Repeat the whole listing exactly as written.

DATA SHOWN:
__________________________________________________

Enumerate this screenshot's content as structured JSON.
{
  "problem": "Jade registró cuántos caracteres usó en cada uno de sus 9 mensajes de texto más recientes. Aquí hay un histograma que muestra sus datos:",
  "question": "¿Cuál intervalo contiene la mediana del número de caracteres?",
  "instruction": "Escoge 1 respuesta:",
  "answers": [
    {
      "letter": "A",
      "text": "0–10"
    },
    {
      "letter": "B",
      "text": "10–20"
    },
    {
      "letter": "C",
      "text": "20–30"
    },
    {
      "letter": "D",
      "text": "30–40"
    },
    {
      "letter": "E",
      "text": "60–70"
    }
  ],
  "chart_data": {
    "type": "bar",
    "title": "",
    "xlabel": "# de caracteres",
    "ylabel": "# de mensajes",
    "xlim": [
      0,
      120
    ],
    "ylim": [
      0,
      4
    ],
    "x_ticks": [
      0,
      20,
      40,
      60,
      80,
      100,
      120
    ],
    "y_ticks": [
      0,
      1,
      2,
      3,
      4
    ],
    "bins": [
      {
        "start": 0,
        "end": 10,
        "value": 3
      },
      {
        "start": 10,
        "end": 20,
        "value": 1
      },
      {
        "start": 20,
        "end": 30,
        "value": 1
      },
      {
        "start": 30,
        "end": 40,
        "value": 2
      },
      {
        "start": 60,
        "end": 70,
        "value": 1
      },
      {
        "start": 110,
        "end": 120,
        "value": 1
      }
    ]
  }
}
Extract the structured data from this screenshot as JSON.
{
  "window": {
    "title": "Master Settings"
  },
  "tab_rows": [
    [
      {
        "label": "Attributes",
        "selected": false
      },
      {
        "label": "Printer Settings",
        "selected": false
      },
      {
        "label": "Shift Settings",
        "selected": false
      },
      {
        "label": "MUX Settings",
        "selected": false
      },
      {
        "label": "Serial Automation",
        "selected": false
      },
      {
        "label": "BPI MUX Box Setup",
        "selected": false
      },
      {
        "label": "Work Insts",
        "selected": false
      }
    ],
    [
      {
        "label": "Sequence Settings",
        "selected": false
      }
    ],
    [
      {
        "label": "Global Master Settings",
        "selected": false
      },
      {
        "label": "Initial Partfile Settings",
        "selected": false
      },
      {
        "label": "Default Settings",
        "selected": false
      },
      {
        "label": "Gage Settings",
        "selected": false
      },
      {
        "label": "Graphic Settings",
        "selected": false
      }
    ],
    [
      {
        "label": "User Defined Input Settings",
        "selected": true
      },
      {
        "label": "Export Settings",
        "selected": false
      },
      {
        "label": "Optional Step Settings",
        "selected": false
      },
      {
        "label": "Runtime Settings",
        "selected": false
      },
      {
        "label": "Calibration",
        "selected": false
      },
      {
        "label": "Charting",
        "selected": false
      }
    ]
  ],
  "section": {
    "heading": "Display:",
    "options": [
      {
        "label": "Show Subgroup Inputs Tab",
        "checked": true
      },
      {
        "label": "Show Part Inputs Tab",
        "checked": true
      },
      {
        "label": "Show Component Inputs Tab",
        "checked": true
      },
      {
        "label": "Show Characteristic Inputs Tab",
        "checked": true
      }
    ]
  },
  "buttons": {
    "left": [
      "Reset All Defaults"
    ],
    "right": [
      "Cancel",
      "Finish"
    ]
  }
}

__________________________________________________

EXERCISE ANSWER:
Enumerate this screenshot's content as structured JSON.
{
  "problem": "Jade registró cuántos caracteres usó en cada uno de sus 9 mensajes de texto más recientes. Aquí hay un histograma que muestra sus datos:",
  "question": "¿Cuál intervalo contiene la mediana del número de caracteres?",
  "instruction": "Escoge 1 respuesta:",
  "answers": [
    {
      "letter": "A",
      "text": "0–10"
    },
    {
      "letter": "B",
      "text": "10–20"
    },
    {
      "letter": "C",
      "text": "20–30"
    },
    {
      "letter": "D",
      "text": "30–40"
    },
    {
      "letter": "E",
      "text": "60–70"
    }
  ],
  "chart_data": {
    "type": "bar",
    "title": "",
    "xlabel": "# de caracteres",
    "ylabel": "# de mensajes",
    "xlim": [
      0,
      120
    ],
    "ylim": [
      0,
      4
    ],
    "x_ticks": [
      0,
      20,
      40,
      60,
      80,
      100,
      120
    ],
    "y_ticks": [
      0,
      1,
      2,
      3,
      4
    ],
    "bins": [
      {
        "start": 0,
        "end": 10,
        "value": 3
      },
      {
        "start": 10,
        "end": 20,
        "value": 1
      },
      {
        "start": 20,
        "end": 30,
        "value": 1
      },
      {
        "start": 30,
        "end": 40,
        "value": 2
      },
      {
        "start": 60,
        "end": 70,
        "value": 1
      },
      {
        "start": 110,
        "end": 120,
        "value": 1
      }
    ]
  }
}
Extract the structured data from this screenshot as JSON.
{
  "window": {
    "title": "Master Settings"
  },
  "tab_rows": [
    [
      {
        "label": "Attributes",
        "selected": false
      },
      {
        "label": "Printer Settings",
        "selected": false
      },
      {
        "label": "Shift Settings",
        "selected": false
      },
      {
        "label": "MUX Settings",
        "selected": false
      },
      {
        "label": "Serial Automation",
        "selected": false
      },
      {
        "label": "BPI MUX Box Setup",
        "selected": false
      },
      {
        "label": "Work Insts",
        "selected": false
      }
    ],
    [
      {
        "label": "Sequence Settings",
        "selected": false
      }
    ],
    [
      {
        "label": "Global Master Settings",
        "selected": false
      },
      {
        "label": "Initial Partfile Settings",
        "selected": false
      },
      {
        "label": "Default Settings",
        "selected": false
      },
      {
        "label": "Gage Settings",
        "selected": false
      },
      {
        "label": "Graphic Settings",
        "selected": false
      }
    ],
    [
      {
        "label": "User Defined Input Settings",
        "selected": true
      },
      {
        "label": "Export Settings",
        "selected": false
      },
      {
        "label": "Optional Step Settings",
        "selected": false
      },
      {
        "label": "Runtime Settings",
        "selected": false
      },
      {
        "label": "Calibration",
        "selected": false
      },
      {
        "label": "Charting",
        "selected": false
      }
    ]
  ],
  "section": {
    "heading": "Display:",
    "options": [
      {
        "label": "Show Subgroup Inputs Tab",
        "checked": true
      },
      {
        "label": "Show Part Inputs Tab",
        "checked": true
      },
      {
        "label": "Show Component Inputs Tab",
        "checked": true
      },
      {
        "label": "Show Characteristic Inputs Tab",
        "checked": true
      }
    ]
  },
  "buttons": {
    "left": [
      "Reset All Defaults"
    ],
    "right": [
      "Cancel",
      "Finish"
    ]
  }
}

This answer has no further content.